* [Goal] Reproduce each of the lines word for word.
___
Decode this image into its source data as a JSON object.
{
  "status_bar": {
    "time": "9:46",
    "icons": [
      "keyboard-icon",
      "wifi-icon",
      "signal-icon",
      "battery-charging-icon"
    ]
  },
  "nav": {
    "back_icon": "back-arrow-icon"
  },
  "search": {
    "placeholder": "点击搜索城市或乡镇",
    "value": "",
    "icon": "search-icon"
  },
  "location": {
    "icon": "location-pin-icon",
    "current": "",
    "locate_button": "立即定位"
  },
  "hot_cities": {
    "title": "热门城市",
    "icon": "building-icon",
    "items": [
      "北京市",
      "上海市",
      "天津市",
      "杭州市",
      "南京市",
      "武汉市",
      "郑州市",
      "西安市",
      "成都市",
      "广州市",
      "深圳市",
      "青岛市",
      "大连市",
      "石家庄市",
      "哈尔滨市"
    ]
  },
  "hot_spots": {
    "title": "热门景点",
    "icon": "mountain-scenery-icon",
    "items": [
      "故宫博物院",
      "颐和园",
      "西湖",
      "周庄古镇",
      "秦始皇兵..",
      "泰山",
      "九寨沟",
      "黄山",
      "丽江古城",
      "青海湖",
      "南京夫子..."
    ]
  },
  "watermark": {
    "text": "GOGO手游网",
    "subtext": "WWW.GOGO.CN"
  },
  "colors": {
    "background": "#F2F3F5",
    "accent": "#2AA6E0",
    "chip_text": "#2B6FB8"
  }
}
___
* [Complete answer]
Decode this image into its source data as a JSON object.
{
  "status_bar": {
    "time": "9:46",
    "icons": [
      "keyboard-icon",
      "wifi-icon",
      "signal-icon",
      "battery-charging-icon"
    ]
  },
  "nav": {
    "back_icon": "back-arrow-icon"
  },
  "search": {
    "placeholder": "点击搜索城市或乡镇",
    "value": "",
    "icon": "search-icon"
  },
  "location": {
    "icon": "location-pin-icon",
    "current": "",
    "locate_button": "立即定位"
  },
  "hot_cities": {
    "title": "热门城市",
    "icon": "building-icon",
    "items": [
      "北京市",
      "上海市",
      "天津市",
      "杭州市",
      "南京市",
      "武汉市",
      "郑州市",
      "西安市",
      "成都市",
      "广州市",
      "深圳市",
      "青岛市",
      "大连市",
      "石家庄市",
      "哈尔滨市"
    ]
  },
  "hot_spots": {
    "title": "热门景点",
    "icon": "mountain-scenery-icon",
    "items": [
      "故宫博物院",
      "颐和园",
      "西湖",
      "周庄古镇",
      "秦始皇兵..",
      "泰山",
      "九寨沟",
      "黄山",
      "丽江古城",
      "青海湖",
      "南京夫子..."
    ]
  },
  "watermark": {
    "text": "GOGO手游网",
    "subtext": "WWW.GOGO.CN"
  },
  "colors": {
    "background": "#F2F3F5",
    "accent": "#2AA6E0",
    "chip_text": "#2B6FB8"
  }
}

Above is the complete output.